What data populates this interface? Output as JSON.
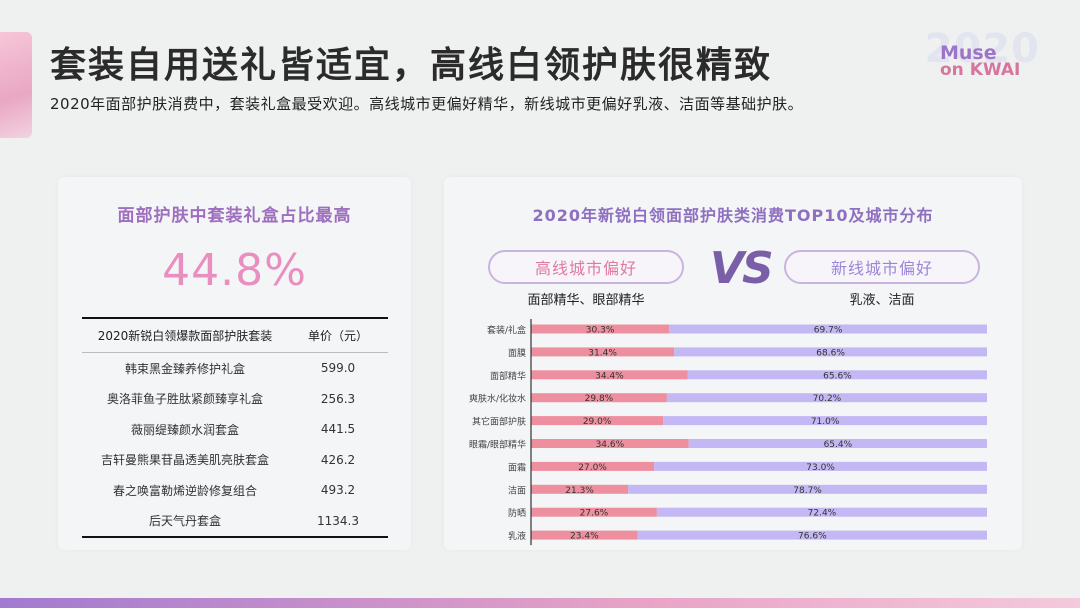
{
  "header": {
    "title": "套装自用送礼皆适宜，高线白领护肤很精致",
    "subtitle": "2020年面部护肤消费中，套装礼盒最受欢迎。高线城市更偏好精华，新线城市更偏好乳液、洁面等基础护肤。"
  },
  "brand": {
    "year": "2020",
    "line1": "Muse",
    "line2": "on KWAI"
  },
  "left_panel": {
    "title": "面部护肤中套装礼盒占比最高",
    "big_value": "44.8%",
    "table": {
      "headers": [
        "2020新锐白领爆款面部护肤套装",
        "单价（元）"
      ],
      "rows": [
        {
          "name": "韩束黑金臻养修护礼盒",
          "price": "599.0"
        },
        {
          "name": "奥洛菲鱼子胜肽紧颜臻享礼盒",
          "price": "256.3"
        },
        {
          "name": "薇丽缇臻颜水润套盒",
          "price": "441.5"
        },
        {
          "name": "吉轩曼熊果苷晶透美肌亮肤套盒",
          "price": "426.2"
        },
        {
          "name": "春之唤富勒烯逆龄修复组合",
          "price": "493.2"
        },
        {
          "name": "后天气丹套盒",
          "price": "1134.3"
        }
      ]
    }
  },
  "right_panel": {
    "title": "2020年新锐白领面部护肤类消费TOP10及城市分布",
    "vs": "VS",
    "high_city": {
      "label": "高线城市偏好",
      "items": "面部精华、眼部精华"
    },
    "new_city": {
      "label": "新线城市偏好",
      "items": "乳液、洁面"
    }
  },
  "colors": {
    "high_city_bar": "#ee8f9f",
    "new_city_bar": "#c4b8f4",
    "accent_purple": "#9f6fbf",
    "accent_pink": "#e98fc0"
  },
  "chart_data": {
    "type": "bar",
    "orientation": "horizontal",
    "stacked": true,
    "percent_stacked": true,
    "categories": [
      "套装/礼盒",
      "面膜",
      "面部精华",
      "爽肤水/化妆水",
      "其它面部护肤",
      "眼霜/眼部精华",
      "面霜",
      "洁面",
      "防晒",
      "乳液"
    ],
    "series": [
      {
        "name": "高线城市偏好",
        "color": "#ee8f9f",
        "values": [
          30.3,
          31.4,
          34.4,
          29.8,
          29.0,
          34.6,
          27.0,
          21.3,
          27.6,
          23.4
        ]
      },
      {
        "name": "新线城市偏好",
        "color": "#c4b8f4",
        "values": [
          69.7,
          68.6,
          65.6,
          70.2,
          71.0,
          65.4,
          73.0,
          78.7,
          72.4,
          76.6
        ]
      }
    ],
    "value_labels": [
      [
        "30.3%",
        "69.7%"
      ],
      [
        "31.4%",
        "68.6%"
      ],
      [
        "34.4%",
        "65.6%"
      ],
      [
        "29.8%",
        "70.2%"
      ],
      [
        "29.0%",
        "71.0%"
      ],
      [
        "34.6%",
        "65.4%"
      ],
      [
        "27.0%",
        "73.0%"
      ],
      [
        "21.3%",
        "78.7%"
      ],
      [
        "27.6%",
        "72.4%"
      ],
      [
        "23.4%",
        "76.6%"
      ]
    ],
    "xlim": [
      0,
      100
    ],
    "grid": false,
    "legend": "none"
  }
}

###

- REQUIREMENTS -
Leave out the pictures and copy the rest of the material above exactly.

- ANSWER IN FULL -
What data populates this interface? Output as JSON.
{
  "header": {
    "title": "套装自用送礼皆适宜，高线白领护肤很精致",
    "subtitle": "2020年面部护肤消费中，套装礼盒最受欢迎。高线城市更偏好精华，新线城市更偏好乳液、洁面等基础护肤。"
  },
  "brand": {
    "year": "2020",
    "line1": "Muse",
    "line2": "on KWAI"
  },
  "left_panel": {
    "title": "面部护肤中套装礼盒占比最高",
    "big_value": "44.8%",
    "table": {
      "headers": [
        "2020新锐白领爆款面部护肤套装",
        "单价（元）"
      ],
      "rows": [
        {
          "name": "韩束黑金臻养修护礼盒",
          "price": "599.0"
        },
        {
          "name": "奥洛菲鱼子胜肽紧颜臻享礼盒",
          "price": "256.3"
        },
        {
          "name": "薇丽缇臻颜水润套盒",
          "price": "441.5"
        },
        {
          "name": "吉轩曼熊果苷晶透美肌亮肤套盒",
          "price": "426.2"
        },
        {
          "name": "春之唤富勒烯逆龄修复组合",
          "price": "493.2"
        },
        {
          "name": "后天气丹套盒",
          "price": "1134.3"
        }
      ]
    }
  },
  "right_panel": {
    "title": "2020年新锐白领面部护肤类消费TOP10及城市分布",
    "vs": "VS",
    "high_city": {
      "label": "高线城市偏好",
      "items": "面部精华、眼部精华"
    },
    "new_city": {
      "label": "新线城市偏好",
      "items": "乳液、洁面"
    }
  },
  "colors": {
    "high_city_bar": "#ee8f9f",
    "new_city_bar": "#c4b8f4",
    "accent_purple": "#9f6fbf",
    "accent_pink": "#e98fc0"
  },
  "chart_data": {
    "type": "bar",
    "orientation": "horizontal",
    "stacked": true,
    "percent_stacked": true,
    "categories": [
      "套装/礼盒",
      "面膜",
      "面部精华",
      "爽肤水/化妆水",
      "其它面部护肤",
      "眼霜/眼部精华",
      "面霜",
      "洁面",
      "防晒",
      "乳液"
    ],
    "series": [
      {
        "name": "高线城市偏好",
        "color": "#ee8f9f",
        "values": [
          30.3,
          31.4,
          34.4,
          29.8,
          29.0,
          34.6,
          27.0,
          21.3,
          27.6,
          23.4
        ]
      },
      {
        "name": "新线城市偏好",
        "color": "#c4b8f4",
        "values": [
          69.7,
          68.6,
          65.6,
          70.2,
          71.0,
          65.4,
          73.0,
          78.7,
          72.4,
          76.6
        ]
      }
    ],
    "value_labels": [
      [
        "30.3%",
        "69.7%"
      ],
      [
        "31.4%",
        "68.6%"
      ],
      [
        "34.4%",
        "65.6%"
      ],
      [
        "29.8%",
        "70.2%"
      ],
      [
        "29.0%",
        "71.0%"
      ],
      [
        "34.6%",
        "65.4%"
      ],
      [
        "27.0%",
        "73.0%"
      ],
      [
        "21.3%",
        "78.7%"
      ],
      [
        "27.6%",
        "72.4%"
      ],
      [
        "23.4%",
        "76.6%"
      ]
    ],
    "xlim": [
      0,
      100
    ],
    "grid": false,
    "legend": "none"
  }
}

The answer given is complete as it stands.